(Collected data)
----

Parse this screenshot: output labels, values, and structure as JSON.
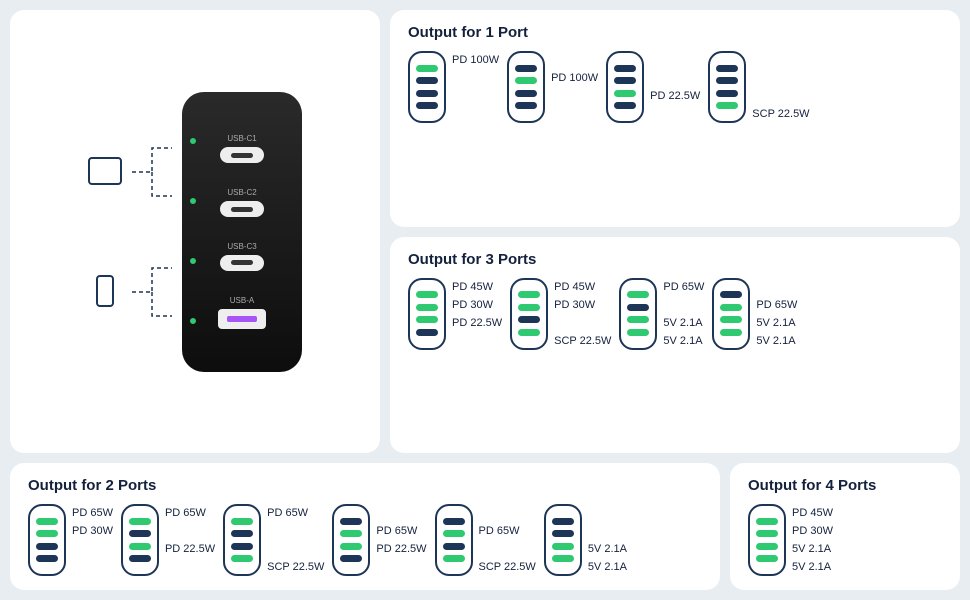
{
  "colors": {
    "active": "#2ec971",
    "inactive": "#1d3557",
    "panel_bg": "#ffffff",
    "page_bg": "#e8edf2",
    "text": "#14213d"
  },
  "charger": {
    "ports": [
      "USB-C1",
      "USB-C2",
      "USB-C3",
      "USB-A"
    ]
  },
  "sections": {
    "one": {
      "title": "Output for 1 Port",
      "combos": [
        {
          "bars": [
            1,
            0,
            0,
            0
          ],
          "labels": [
            "PD 100W",
            "",
            "",
            ""
          ]
        },
        {
          "bars": [
            0,
            1,
            0,
            0
          ],
          "labels": [
            "",
            "PD 100W",
            "",
            ""
          ]
        },
        {
          "bars": [
            0,
            0,
            1,
            0
          ],
          "labels": [
            "",
            "",
            "PD 22.5W",
            ""
          ]
        },
        {
          "bars": [
            0,
            0,
            0,
            1
          ],
          "labels": [
            "",
            "",
            "",
            "SCP 22.5W"
          ]
        }
      ]
    },
    "three": {
      "title": "Output for 3 Ports",
      "combos": [
        {
          "bars": [
            1,
            1,
            1,
            0
          ],
          "labels": [
            "PD 45W",
            "PD 30W",
            "PD 22.5W",
            ""
          ]
        },
        {
          "bars": [
            1,
            1,
            0,
            1
          ],
          "labels": [
            "PD 45W",
            "PD 30W",
            "",
            "SCP 22.5W"
          ]
        },
        {
          "bars": [
            1,
            0,
            1,
            1
          ],
          "labels": [
            "PD 65W",
            "",
            "5V 2.1A",
            "5V 2.1A"
          ]
        },
        {
          "bars": [
            0,
            1,
            1,
            1
          ],
          "labels": [
            "",
            "PD 65W",
            "5V 2.1A",
            "5V 2.1A"
          ]
        }
      ]
    },
    "two": {
      "title": "Output for 2 Ports",
      "combos": [
        {
          "bars": [
            1,
            1,
            0,
            0
          ],
          "labels": [
            "PD 65W",
            "PD 30W",
            "",
            ""
          ]
        },
        {
          "bars": [
            1,
            0,
            1,
            0
          ],
          "labels": [
            "PD 65W",
            "",
            "PD 22.5W",
            ""
          ]
        },
        {
          "bars": [
            1,
            0,
            0,
            1
          ],
          "labels": [
            "PD 65W",
            "",
            "",
            "SCP 22.5W"
          ]
        },
        {
          "bars": [
            0,
            1,
            1,
            0
          ],
          "labels": [
            "",
            "PD 65W",
            "PD 22.5W",
            ""
          ]
        },
        {
          "bars": [
            0,
            1,
            0,
            1
          ],
          "labels": [
            "",
            "PD 65W",
            "",
            "SCP 22.5W"
          ]
        },
        {
          "bars": [
            0,
            0,
            1,
            1
          ],
          "labels": [
            "",
            "",
            "5V 2.1A",
            "5V 2.1A"
          ]
        }
      ]
    },
    "four": {
      "title": "Output for 4 Ports",
      "combos": [
        {
          "bars": [
            1,
            1,
            1,
            1
          ],
          "labels": [
            "PD 45W",
            "PD 30W",
            "5V 2.1A",
            "5V 2.1A"
          ]
        }
      ]
    }
  }
}
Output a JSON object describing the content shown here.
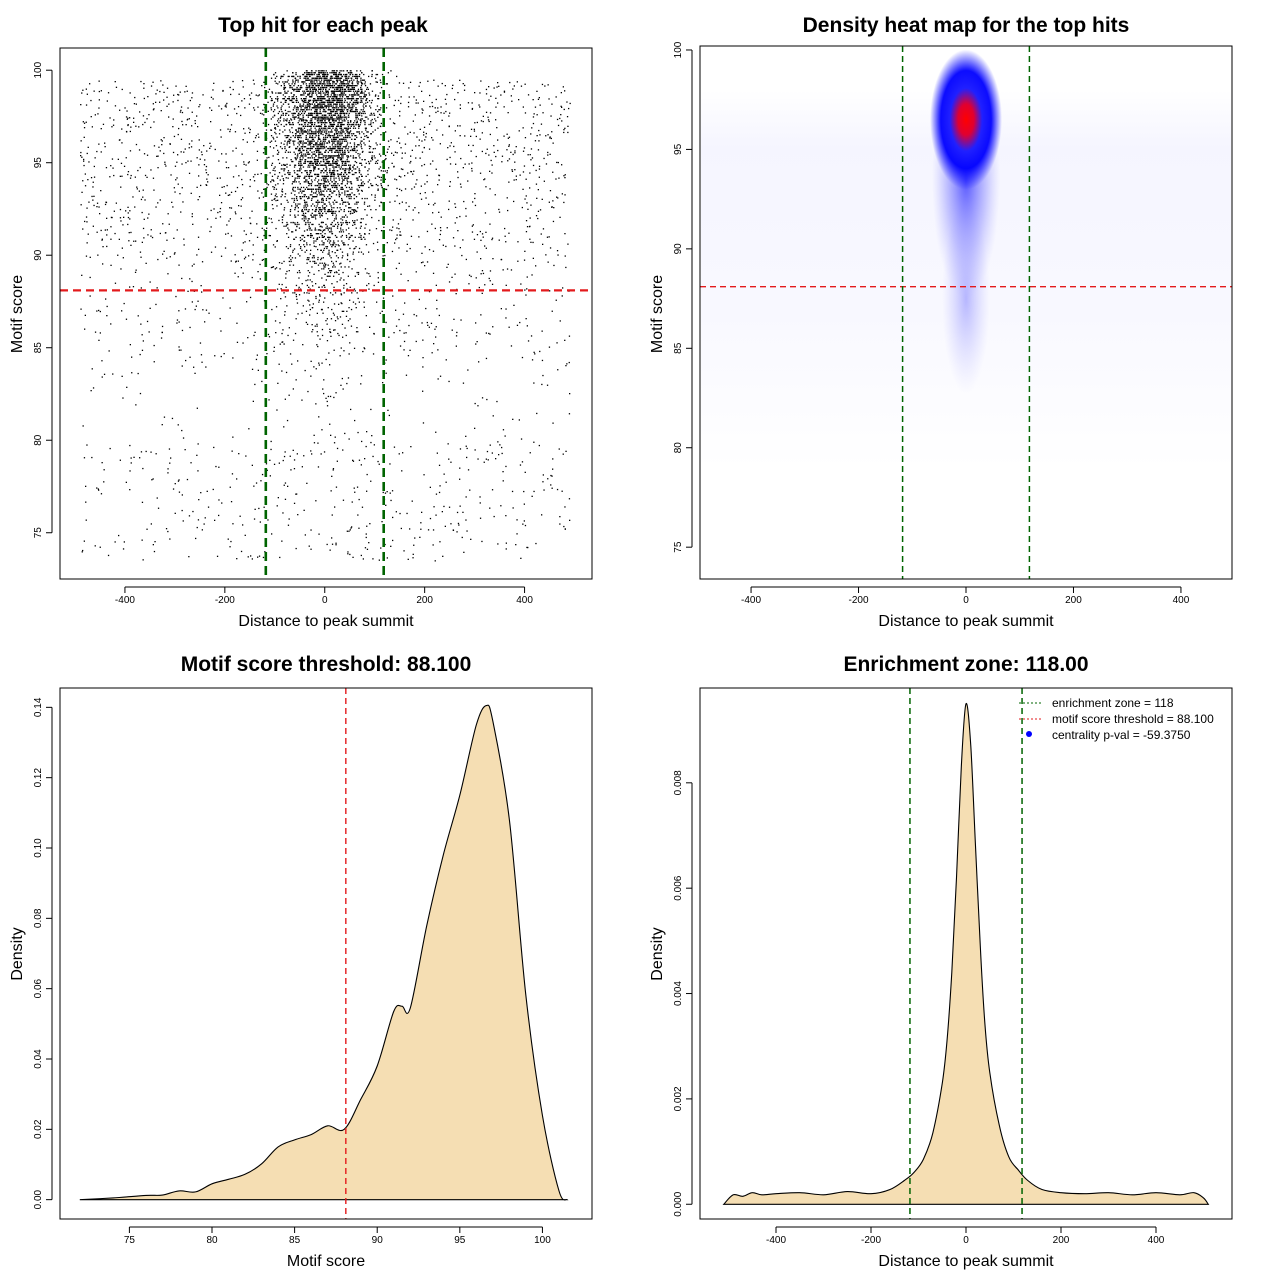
{
  "colors": {
    "threshold": "#e31a1c",
    "zone": "#006400",
    "fill": "#f5deb3",
    "point": "#000000",
    "legend_dot": "#0000ff"
  },
  "chart_data": [
    {
      "id": "scatter",
      "type": "scatter",
      "title": "Top hit for each peak",
      "xlabel": "Distance to peak summit",
      "ylabel": "Motif score",
      "xlim": [
        -530,
        535
      ],
      "ylim": [
        72.5,
        101.2
      ],
      "xticks": [
        -400,
        -200,
        0,
        200,
        400
      ],
      "yticks": [
        75,
        80,
        85,
        90,
        95,
        100
      ],
      "threshold": 88.1,
      "zone": [
        -118,
        118
      ],
      "approx_points": 6000
    },
    {
      "id": "heatmap",
      "type": "heatmap",
      "title": "Density heat map for the top hits",
      "xlabel": "Distance to peak summit",
      "ylabel": "Motif score",
      "xlim": [
        -495,
        495
      ],
      "ylim": [
        73.4,
        100.2
      ],
      "xticks": [
        -400,
        -200,
        0,
        200,
        400
      ],
      "yticks": [
        75,
        80,
        85,
        90,
        95,
        100
      ],
      "threshold": 88.1,
      "zone": [
        -118,
        118
      ],
      "peak": {
        "x": 0,
        "y": 96.5
      }
    },
    {
      "id": "scoredens",
      "type": "area",
      "title": "Motif score threshold: 88.100",
      "xlabel": "Motif score",
      "ylabel": "Density",
      "xlim": [
        70.8,
        103.0
      ],
      "ylim": [
        -0.0055,
        0.1455
      ],
      "xticks": [
        75,
        80,
        85,
        90,
        95,
        100
      ],
      "yticks": [
        0.0,
        0.02,
        0.04,
        0.06,
        0.08,
        0.1,
        0.12,
        0.14
      ],
      "ytick_labels": [
        "0.00",
        "0.02",
        "0.04",
        "0.06",
        "0.08",
        "0.10",
        "0.12",
        "0.14"
      ],
      "threshold": 88.1,
      "x": [
        72,
        74,
        76,
        77,
        78,
        79,
        80,
        81,
        82,
        83,
        84,
        85,
        86,
        87,
        88,
        89,
        90,
        91,
        91.5,
        92,
        93,
        94,
        95,
        96,
        96.6,
        97,
        98,
        99,
        100,
        101,
        101.5
      ],
      "y": [
        0.0,
        0.0005,
        0.0012,
        0.0013,
        0.0025,
        0.0022,
        0.0045,
        0.0058,
        0.0072,
        0.0102,
        0.015,
        0.017,
        0.0185,
        0.021,
        0.02,
        0.0285,
        0.038,
        0.0535,
        0.055,
        0.0545,
        0.078,
        0.098,
        0.115,
        0.135,
        0.1405,
        0.136,
        0.108,
        0.058,
        0.024,
        0.0025,
        0.0
      ]
    },
    {
      "id": "distdens",
      "type": "area",
      "title": "Enrichment zone: 118.00",
      "xlabel": "Distance to peak summit",
      "ylabel": "Density",
      "xlim": [
        -560,
        560
      ],
      "ylim": [
        -0.00028,
        0.0098
      ],
      "xticks": [
        -400,
        -200,
        0,
        200,
        400
      ],
      "yticks": [
        0.0,
        0.002,
        0.004,
        0.006,
        0.008
      ],
      "ytick_labels": [
        "0.000",
        "0.002",
        "0.004",
        "0.006",
        "0.008"
      ],
      "zone": [
        -118,
        118
      ],
      "x": [
        -510,
        -490,
        -470,
        -450,
        -430,
        -400,
        -350,
        -300,
        -250,
        -200,
        -160,
        -130,
        -110,
        -90,
        -70,
        -50,
        -40,
        -30,
        -20,
        -10,
        0,
        10,
        20,
        30,
        40,
        50,
        70,
        90,
        110,
        130,
        160,
        200,
        250,
        300,
        350,
        400,
        450,
        480,
        500,
        510
      ],
      "y": [
        0.0,
        0.00018,
        0.00015,
        0.00022,
        0.00018,
        0.0002,
        0.00022,
        0.00018,
        0.00024,
        0.0002,
        0.00028,
        0.00045,
        0.0006,
        0.00085,
        0.00135,
        0.0023,
        0.0031,
        0.0044,
        0.0062,
        0.0083,
        0.0095,
        0.0087,
        0.0068,
        0.0049,
        0.0034,
        0.0025,
        0.0015,
        0.0009,
        0.00065,
        0.00045,
        0.00028,
        0.00022,
        0.0002,
        0.00022,
        0.00018,
        0.00022,
        0.00018,
        0.00022,
        0.00012,
        0.0
      ],
      "legend": [
        {
          "label": "enrichment zone = 118",
          "kind": "dotted-line",
          "color": "#006400"
        },
        {
          "label": "motif score threshold = 88.100",
          "kind": "dotted-line",
          "color": "#e31a1c"
        },
        {
          "label": "centrality p-val = -59.3750",
          "kind": "dot",
          "color": "#0000ff"
        }
      ]
    }
  ]
}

----

#### [TASK DETAILS]
Within the listing above, copy each line that has the string "JSON".

#### [RESPONSE TO THE TASK]
Parse this screenshot: output labels, values, and structure as JSON.
Output a JSON object describing the content shown here.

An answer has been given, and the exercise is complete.